* START RAW DATA *

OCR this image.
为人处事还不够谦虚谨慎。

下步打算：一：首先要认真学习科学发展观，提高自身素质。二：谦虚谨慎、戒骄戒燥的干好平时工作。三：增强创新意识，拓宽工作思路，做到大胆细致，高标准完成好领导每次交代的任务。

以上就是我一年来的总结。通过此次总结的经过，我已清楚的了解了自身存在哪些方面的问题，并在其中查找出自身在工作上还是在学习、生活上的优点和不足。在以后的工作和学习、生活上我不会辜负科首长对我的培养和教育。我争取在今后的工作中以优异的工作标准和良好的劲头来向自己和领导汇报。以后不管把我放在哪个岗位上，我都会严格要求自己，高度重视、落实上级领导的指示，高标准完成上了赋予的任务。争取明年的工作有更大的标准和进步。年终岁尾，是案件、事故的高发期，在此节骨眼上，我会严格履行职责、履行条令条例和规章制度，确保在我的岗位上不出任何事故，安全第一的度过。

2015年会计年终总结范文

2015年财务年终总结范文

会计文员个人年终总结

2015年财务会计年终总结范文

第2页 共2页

* END RAW DATA *

— GIVEN PROBLEM —
Go through the listing and copy all of it exactly.

— THE RESULT —
OCR this image.
为人处事还不够谦虚谨慎。

下步打算：一：首先要认真学习科学发展观，提高自身素质。二：谦虚谨慎、戒骄戒燥的干好平时工作。三：增强创新意识，拓宽工作思路，做到大胆细致，高标准完成好领导每次交代的任务。

以上就是我一年来的总结。通过此次总结的经过，我已清楚的了解了自身存在哪些方面的问题，并在其中查找出自身在工作上还是在学习、生活上的优点和不足。在以后的工作和学习、生活上我不会辜负科首长对我的培养和教育。我争取在今后的工作中以优异的工作标准和良好的劲头来向自己和领导汇报。以后不管把我放在哪个岗位上，我都会严格要求自己，高度重视、落实上级领导的指示，高标准完成上了赋予的任务。争取明年的工作有更大的标准和进步。年终岁尾，是案件、事故的高发期，在此节骨眼上，我会严格履行职责、履行条令条例和规章制度，确保在我的岗位上不出任何事故，安全第一的度过。

2015年会计年终总结范文

2015年财务年终总结范文

会计文员个人年终总结

2015年财务会计年终总结范文

第2页 共2页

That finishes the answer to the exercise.